■ Supplied material:
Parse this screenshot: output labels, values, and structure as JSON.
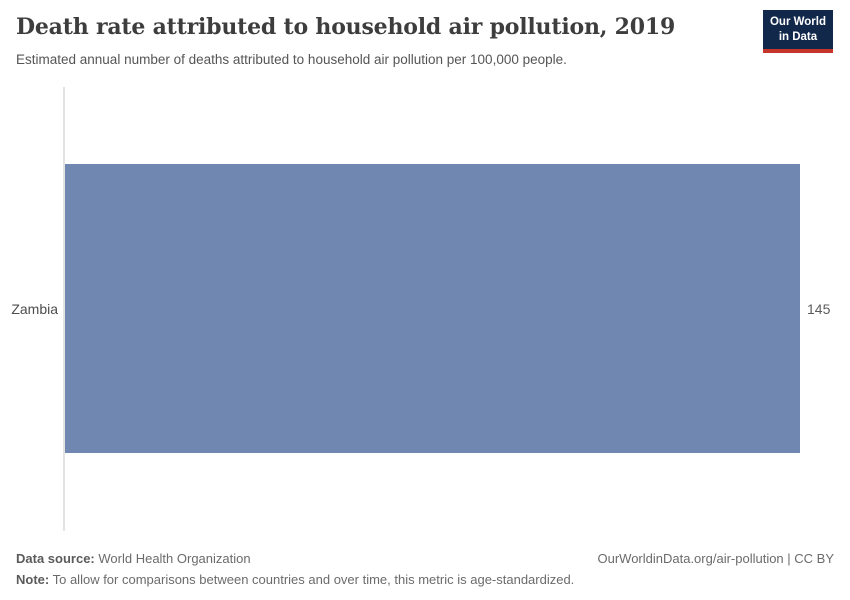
{
  "header": {
    "title": "Death rate attributed to household air pollution, 2019",
    "subtitle": "Estimated annual number of deaths attributed to household air pollution per 100,000 people.",
    "logo": {
      "line1": "Our World",
      "line2": "in Data"
    }
  },
  "chart_data": {
    "type": "bar",
    "orientation": "horizontal",
    "title": "Death rate attributed to household air pollution, 2019",
    "categories": [
      "Zambia"
    ],
    "values": [
      145
    ],
    "value_labels": [
      "145"
    ],
    "xlabel": "",
    "ylabel": "",
    "xlim": [
      0,
      145
    ],
    "grid": false,
    "legend": false,
    "bar_color": "#7087b1"
  },
  "colors": {
    "bar": "#7087b1",
    "logo_background": "#12284b",
    "logo_accent": "#c5352c",
    "axis_line": "#e3e3e3"
  },
  "footer": {
    "datasource_label": "Data source:",
    "datasource_value": "World Health Organization",
    "note_label": "Note:",
    "note_value": "To allow for comparisons between countries and over time, this metric is age-standardized.",
    "credit": "OurWorldinData.org/air-pollution | CC BY"
  }
}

■ Aim of the task: Without including any pictures, please restate all the records exactly.

■ Exercise result:
Parse this screenshot: output labels, values, and structure as JSON.
{
  "header": {
    "title": "Death rate attributed to household air pollution, 2019",
    "subtitle": "Estimated annual number of deaths attributed to household air pollution per 100,000 people.",
    "logo": {
      "line1": "Our World",
      "line2": "in Data"
    }
  },
  "chart_data": {
    "type": "bar",
    "orientation": "horizontal",
    "title": "Death rate attributed to household air pollution, 2019",
    "categories": [
      "Zambia"
    ],
    "values": [
      145
    ],
    "value_labels": [
      "145"
    ],
    "xlabel": "",
    "ylabel": "",
    "xlim": [
      0,
      145
    ],
    "grid": false,
    "legend": false,
    "bar_color": "#7087b1"
  },
  "colors": {
    "bar": "#7087b1",
    "logo_background": "#12284b",
    "logo_accent": "#c5352c",
    "axis_line": "#e3e3e3"
  },
  "footer": {
    "datasource_label": "Data source:",
    "datasource_value": "World Health Organization",
    "note_label": "Note:",
    "note_value": "To allow for comparisons between countries and over time, this metric is age-standardized.",
    "credit": "OurWorldinData.org/air-pollution | CC BY"
  }
}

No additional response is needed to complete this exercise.